[Items from a figure collection]
==*==

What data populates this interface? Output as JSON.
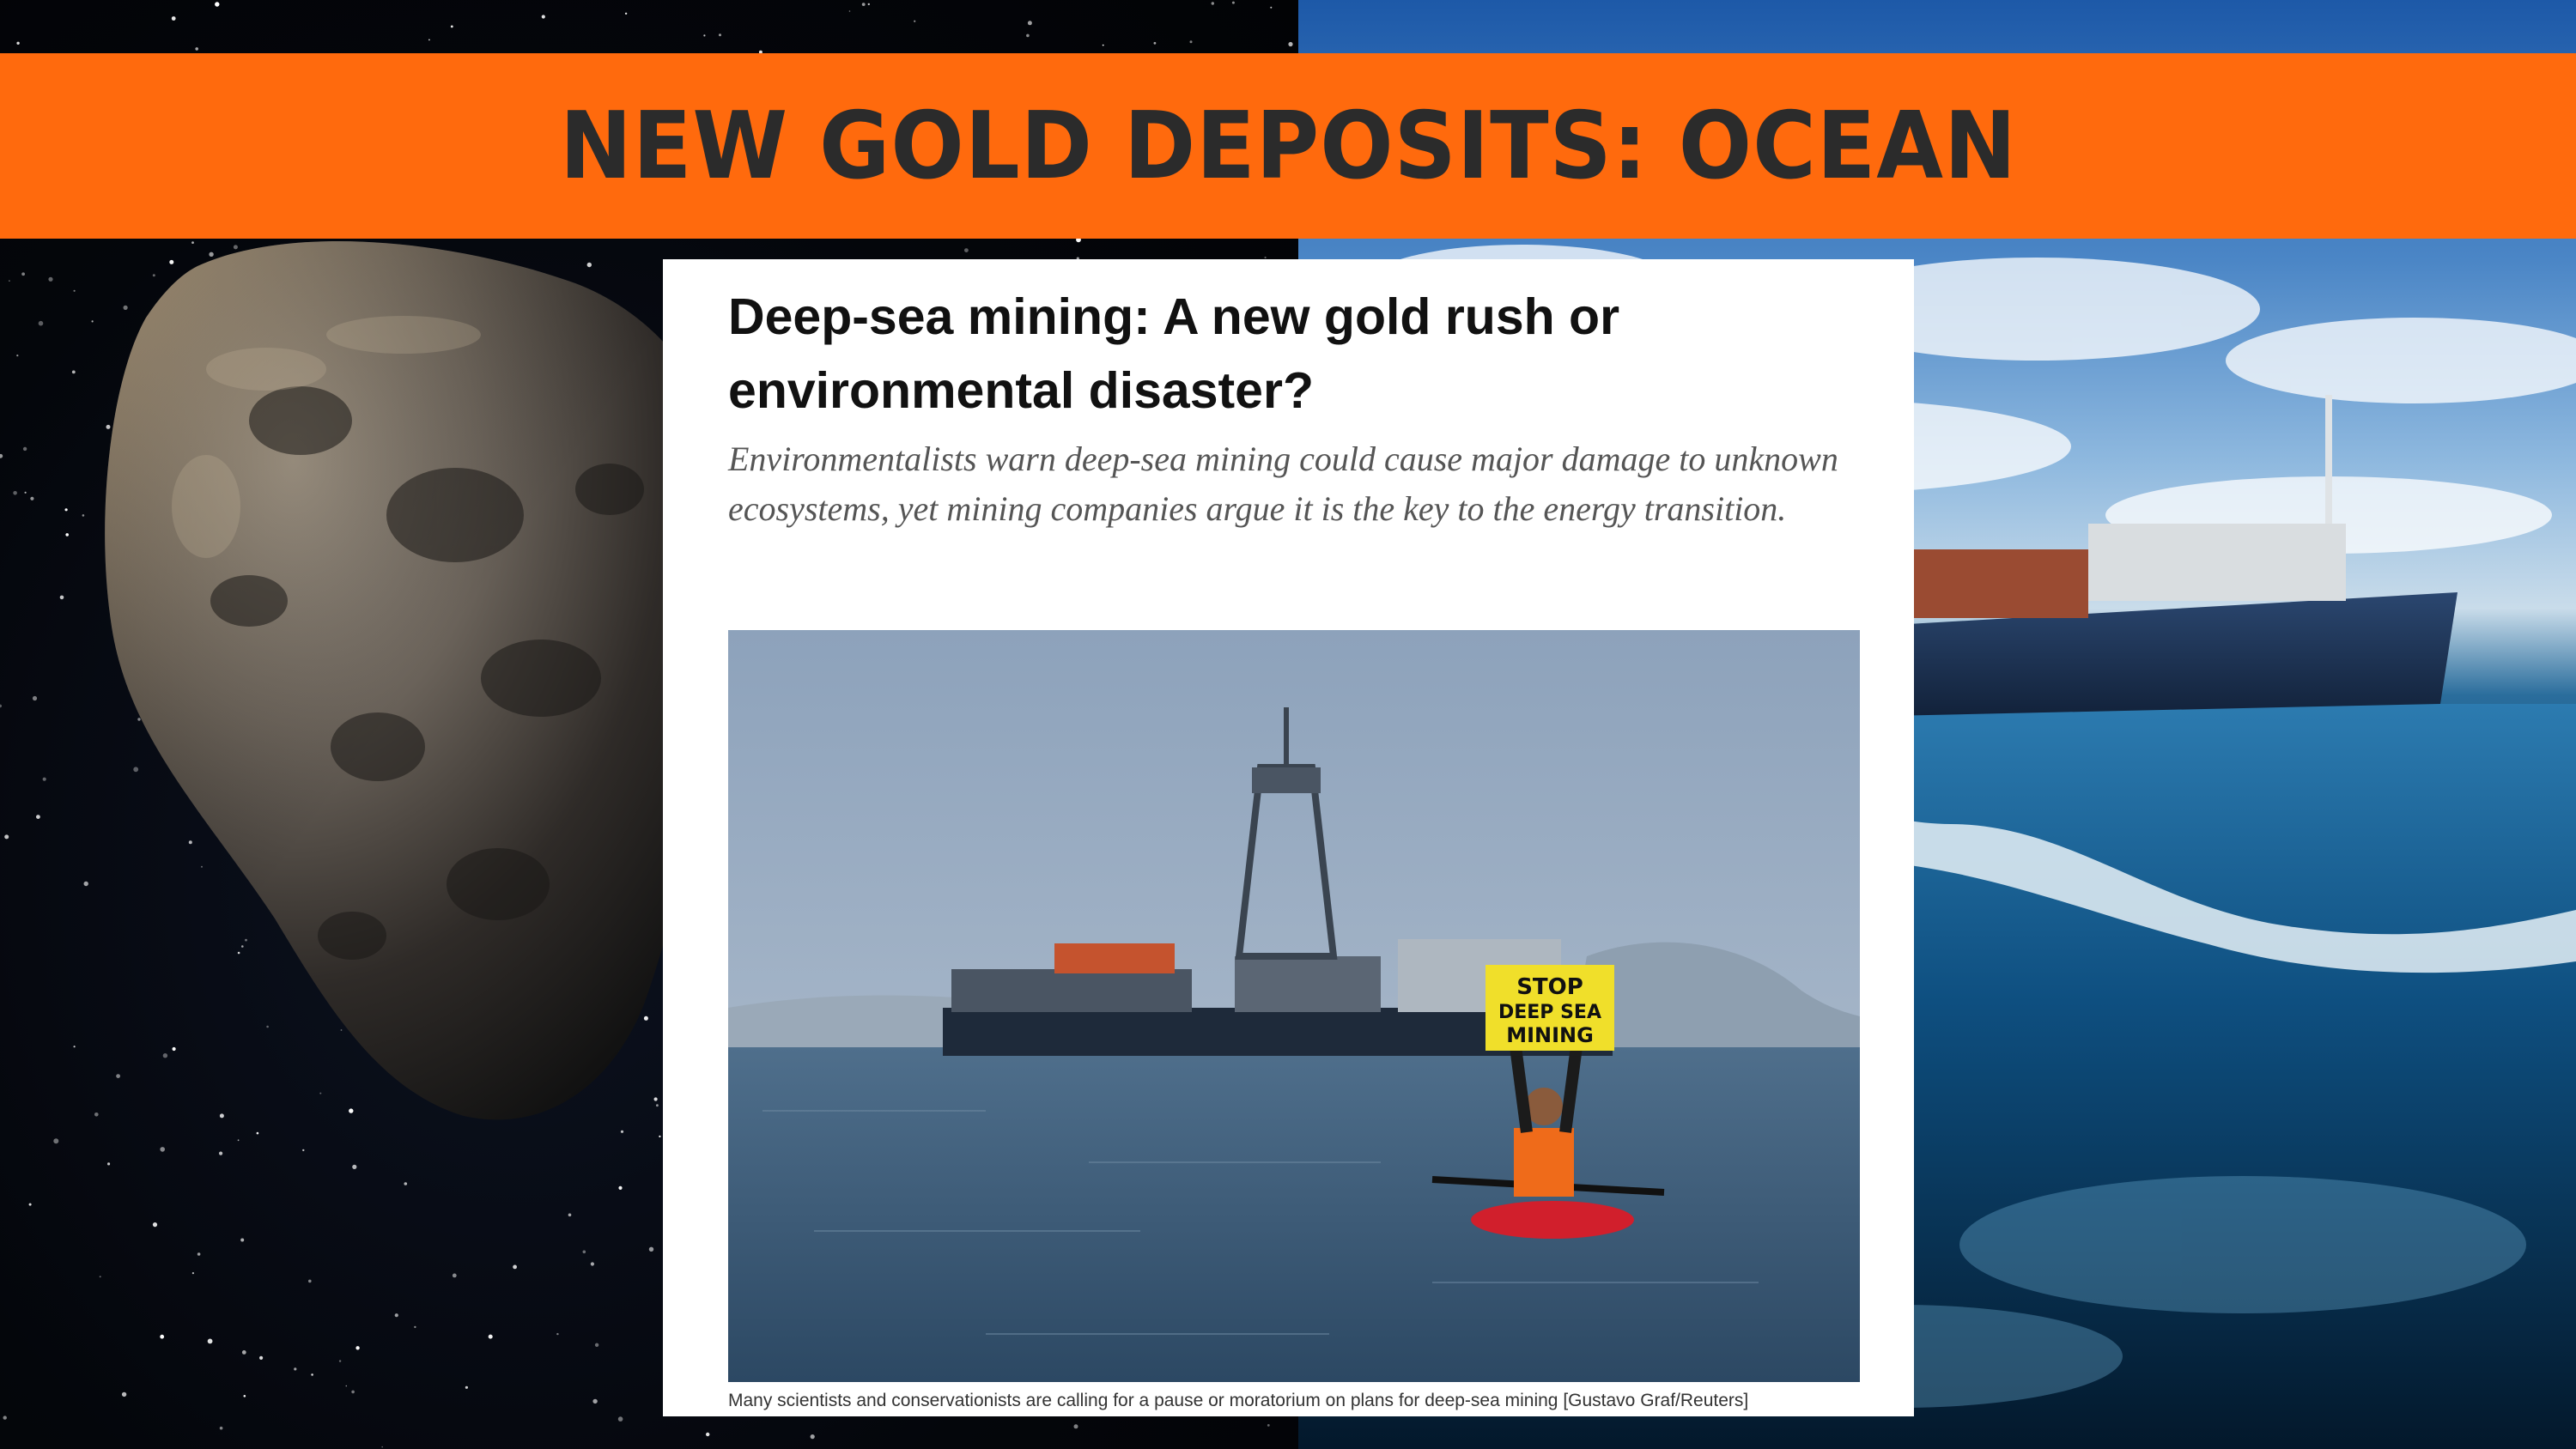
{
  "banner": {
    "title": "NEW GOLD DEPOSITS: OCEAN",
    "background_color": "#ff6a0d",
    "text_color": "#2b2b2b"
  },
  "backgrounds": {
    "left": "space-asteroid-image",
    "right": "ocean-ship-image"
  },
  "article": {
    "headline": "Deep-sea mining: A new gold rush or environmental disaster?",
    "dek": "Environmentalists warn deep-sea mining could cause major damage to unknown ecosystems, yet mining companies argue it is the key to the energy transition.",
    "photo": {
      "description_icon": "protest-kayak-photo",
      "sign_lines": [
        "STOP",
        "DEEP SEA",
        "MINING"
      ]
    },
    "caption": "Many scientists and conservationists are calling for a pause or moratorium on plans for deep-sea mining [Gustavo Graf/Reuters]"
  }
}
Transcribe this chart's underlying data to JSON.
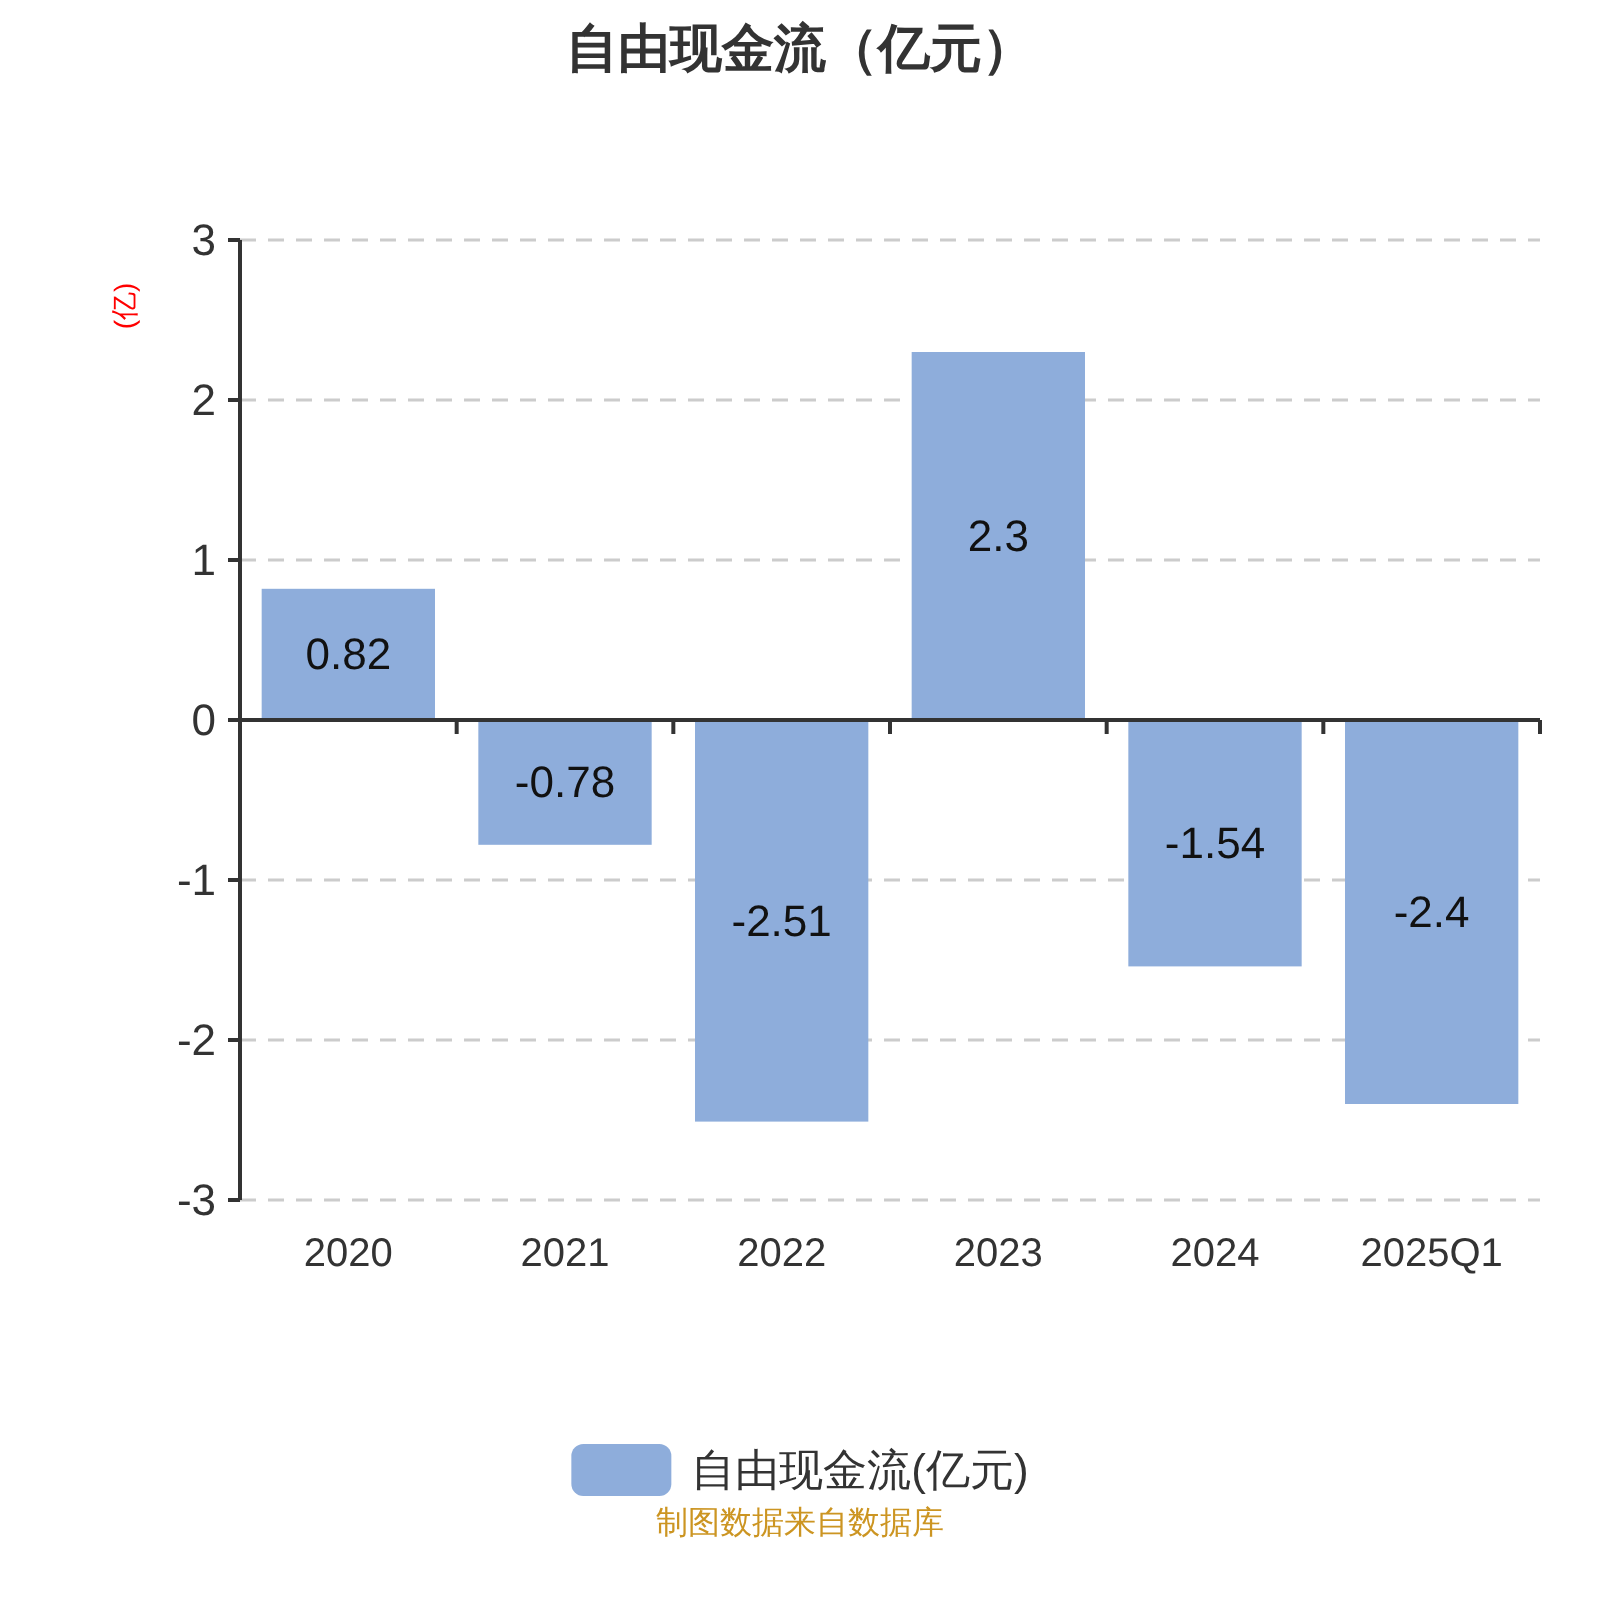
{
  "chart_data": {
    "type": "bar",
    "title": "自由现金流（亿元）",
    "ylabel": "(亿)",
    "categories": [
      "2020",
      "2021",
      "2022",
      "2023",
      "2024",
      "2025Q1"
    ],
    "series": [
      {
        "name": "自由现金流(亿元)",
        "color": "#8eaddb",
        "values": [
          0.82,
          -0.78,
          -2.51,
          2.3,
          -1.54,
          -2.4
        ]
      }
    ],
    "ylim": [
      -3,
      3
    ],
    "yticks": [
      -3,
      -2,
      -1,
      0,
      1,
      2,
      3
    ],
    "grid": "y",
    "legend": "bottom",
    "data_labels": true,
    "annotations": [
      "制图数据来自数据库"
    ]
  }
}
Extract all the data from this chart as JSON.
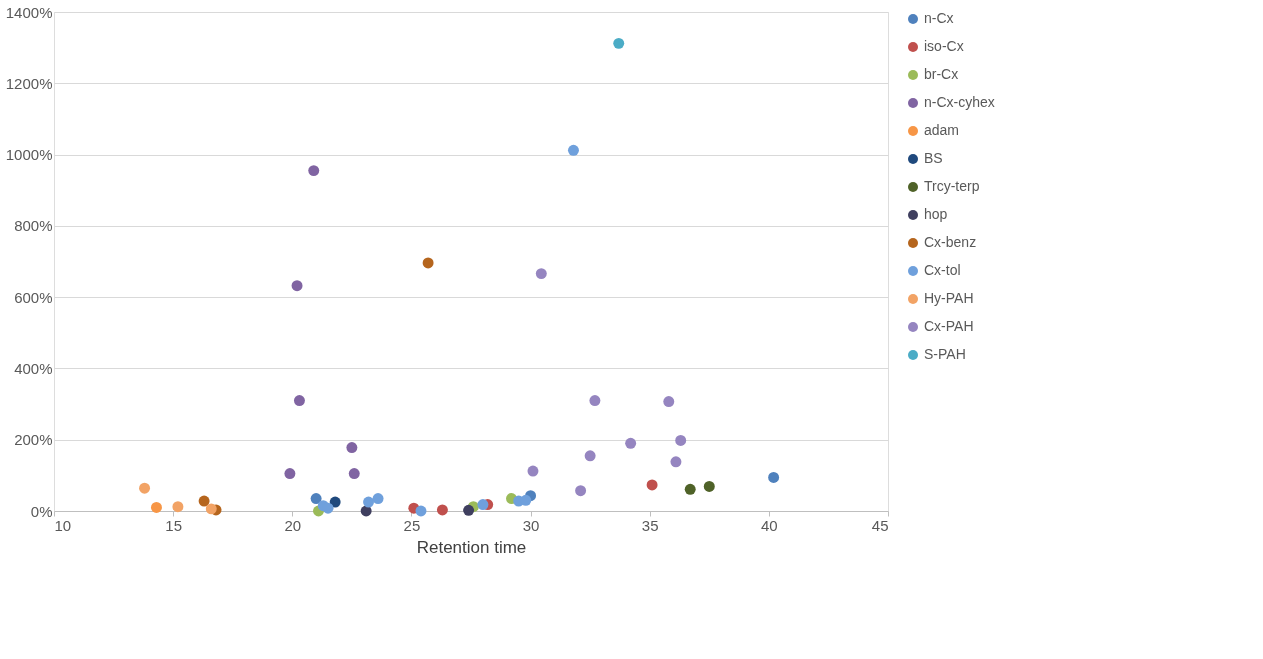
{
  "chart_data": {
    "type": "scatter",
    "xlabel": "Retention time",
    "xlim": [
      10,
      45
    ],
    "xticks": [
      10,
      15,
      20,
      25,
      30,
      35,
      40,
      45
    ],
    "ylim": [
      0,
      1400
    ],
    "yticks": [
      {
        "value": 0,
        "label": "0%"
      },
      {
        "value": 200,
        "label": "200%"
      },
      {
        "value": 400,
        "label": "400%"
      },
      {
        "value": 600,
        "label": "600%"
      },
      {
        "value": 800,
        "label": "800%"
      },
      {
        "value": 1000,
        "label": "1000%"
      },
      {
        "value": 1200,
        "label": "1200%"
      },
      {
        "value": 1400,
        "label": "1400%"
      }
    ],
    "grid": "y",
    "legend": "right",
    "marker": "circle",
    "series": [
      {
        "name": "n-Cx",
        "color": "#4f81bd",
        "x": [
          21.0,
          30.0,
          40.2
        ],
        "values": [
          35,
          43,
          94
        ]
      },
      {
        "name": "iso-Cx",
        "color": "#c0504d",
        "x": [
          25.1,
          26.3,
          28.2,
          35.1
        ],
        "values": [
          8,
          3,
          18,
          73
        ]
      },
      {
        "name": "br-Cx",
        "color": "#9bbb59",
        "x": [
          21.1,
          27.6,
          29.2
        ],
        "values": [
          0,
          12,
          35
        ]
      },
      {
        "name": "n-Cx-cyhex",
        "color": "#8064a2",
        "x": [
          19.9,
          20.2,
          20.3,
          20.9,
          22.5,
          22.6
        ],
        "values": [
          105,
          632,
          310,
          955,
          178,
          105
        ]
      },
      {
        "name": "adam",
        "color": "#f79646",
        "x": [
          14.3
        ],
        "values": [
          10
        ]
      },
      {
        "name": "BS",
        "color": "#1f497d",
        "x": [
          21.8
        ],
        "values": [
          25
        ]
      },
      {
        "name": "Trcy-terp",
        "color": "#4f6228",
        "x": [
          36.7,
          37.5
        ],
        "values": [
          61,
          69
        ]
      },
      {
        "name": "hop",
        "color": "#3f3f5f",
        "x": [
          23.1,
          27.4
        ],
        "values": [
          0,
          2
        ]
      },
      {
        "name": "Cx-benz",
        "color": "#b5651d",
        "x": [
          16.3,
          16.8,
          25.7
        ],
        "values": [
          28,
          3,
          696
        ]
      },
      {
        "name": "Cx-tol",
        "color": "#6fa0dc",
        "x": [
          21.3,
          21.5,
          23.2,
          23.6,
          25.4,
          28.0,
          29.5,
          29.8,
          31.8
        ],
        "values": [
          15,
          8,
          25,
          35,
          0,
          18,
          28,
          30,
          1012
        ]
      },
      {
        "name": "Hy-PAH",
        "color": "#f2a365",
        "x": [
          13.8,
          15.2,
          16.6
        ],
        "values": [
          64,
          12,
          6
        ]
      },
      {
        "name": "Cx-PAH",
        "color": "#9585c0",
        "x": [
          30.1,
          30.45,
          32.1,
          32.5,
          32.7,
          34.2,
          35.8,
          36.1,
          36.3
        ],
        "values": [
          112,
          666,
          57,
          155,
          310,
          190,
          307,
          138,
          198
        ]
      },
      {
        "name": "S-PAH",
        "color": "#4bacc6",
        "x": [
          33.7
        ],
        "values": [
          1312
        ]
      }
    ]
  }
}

==*==

• **SHORT TASK**
Exclude the pictures and transcribe all of the entries exactly.

• **ANSWER TO THE EXERCISE**
What data populates this interface? Output as JSON.
{
  "banner": {
    "title": "NEW GOLD DEPOSITS: OCEAN",
    "background_color": "#ff6a0d",
    "text_color": "#2b2b2b"
  },
  "backgrounds": {
    "left": "space-asteroid-image",
    "right": "ocean-ship-image"
  },
  "article": {
    "headline": "Deep-sea mining: A new gold rush or environmental disaster?",
    "dek": "Environmentalists warn deep-sea mining could cause major damage to unknown ecosystems, yet mining companies argue it is the key to the energy transition.",
    "photo": {
      "description_icon": "protest-kayak-photo",
      "sign_lines": [
        "STOP",
        "DEEP SEA",
        "MINING"
      ]
    },
    "caption": "Many scientists and conservationists are calling for a pause or moratorium on plans for deep-sea mining [Gustavo Graf/Reuters]"
  }
}
Transcribe this chart's underlying data to JSON.
{
  "chart_data": {
    "type": "bar",
    "title": "自由现金流（亿元）",
    "ylabel": "(亿)",
    "categories": [
      "2020",
      "2021",
      "2022",
      "2023",
      "2024",
      "2025Q1"
    ],
    "series": [
      {
        "name": "自由现金流(亿元)",
        "color": "#8eaddb",
        "values": [
          0.82,
          -0.78,
          -2.51,
          2.3,
          -1.54,
          -2.4
        ]
      }
    ],
    "ylim": [
      -3,
      3
    ],
    "yticks": [
      -3,
      -2,
      -1,
      0,
      1,
      2,
      3
    ],
    "grid": "y",
    "legend": "bottom",
    "data_labels": true,
    "annotations": [
      "制图数据来自数据库"
    ]
  }
}
Extract all the data from this chart as JSON.
{
  "chart_data": {
    "type": "scatter",
    "xlabel": "Retention time",
    "xlim": [
      10,
      45
    ],
    "xticks": [
      10,
      15,
      20,
      25,
      30,
      35,
      40,
      45
    ],
    "ylim": [
      0,
      1400
    ],
    "yticks": [
      {
        "value": 0,
        "label": "0%"
      },
      {
        "value": 200,
        "label": "200%"
      },
      {
        "value": 400,
        "label": "400%"
      },
      {
        "value": 600,
        "label": "600%"
      },
      {
        "value": 800,
        "label": "800%"
      },
      {
        "value": 1000,
        "label": "1000%"
      },
      {
        "value": 1200,
        "label": "1200%"
      },
      {
        "value": 1400,
        "label": "1400%"
      }
    ],
    "grid": "y",
    "legend": "right",
    "marker": "circle",
    "series": [
      {
        "name": "n-Cx",
        "color": "#4f81bd",
        "x": [
          21.0,
          30.0,
          40.2
        ],
        "values": [
          35,
          43,
          94
        ]
      },
      {
        "name": "iso-Cx",
        "color": "#c0504d",
        "x": [
          25.1,
          26.3,
          28.2,
          35.1
        ],
        "values": [
          8,
          3,
          18,
          73
        ]
      },
      {
        "name": "br-Cx",
        "color": "#9bbb59",
        "x": [
          21.1,
          27.6,
          29.2
        ],
        "values": [
          0,
          12,
          35
        ]
      },
      {
        "name": "n-Cx-cyhex",
        "color": "#8064a2",
        "x": [
          19.9,
          20.2,
          20.3,
          20.9,
          22.5,
          22.6
        ],
        "values": [
          105,
          632,
          310,
          955,
          178,
          105
        ]
      },
      {
        "name": "adam",
        "color": "#f79646",
        "x": [
          14.3
        ],
        "values": [
          10
        ]
      },
      {
        "name": "BS",
        "color": "#1f497d",
        "x": [
          21.8
        ],
        "values": [
          25
        ]
      },
      {
        "name": "Trcy-terp",
        "color": "#4f6228",
        "x": [
          36.7,
          37.5
        ],
        "values": [
          61,
          69
        ]
      },
      {
        "name": "hop",
        "color": "#3f3f5f",
        "x": [
          23.1,
          27.4
        ],
        "values": [
          0,
          2
        ]
      },
      {
        "name": "Cx-benz",
        "color": "#b5651d",
        "x": [
          16.3,
          16.8,
          25.7
        ],
        "values": [
          28,
          3,
          696
        ]
      },
      {
        "name": "Cx-tol",
        "color": "#6fa0dc",
        "x": [
          21.3,
          21.5,
          23.2,
          23.6,
          25.4,
          28.0,
          29.5,
          29.8,
          31.8
        ],
        "values": [
          15,
          8,
          25,
          35,
          0,
          18,
          28,
          30,
          1012
        ]
      },
      {
        "name": "Hy-PAH",
        "color": "#f2a365",
        "x": [
          13.8,
          15.2,
          16.6
        ],
        "values": [
          64,
          12,
          6
        ]
      },
      {
        "name": "Cx-PAH",
        "color": "#9585c0",
        "x": [
          30.1,
          30.45,
          32.1,
          32.5,
          32.7,
          34.2,
          35.8,
          36.1,
          36.3
        ],
        "values": [
          112,
          666,
          57,
          155,
          310,
          190,
          307,
          138,
          198
        ]
      },
      {
        "name": "S-PAH",
        "color": "#4bacc6",
        "x": [
          33.7
        ],
        "values": [
          1312
        ]
      }
    ]
  }
}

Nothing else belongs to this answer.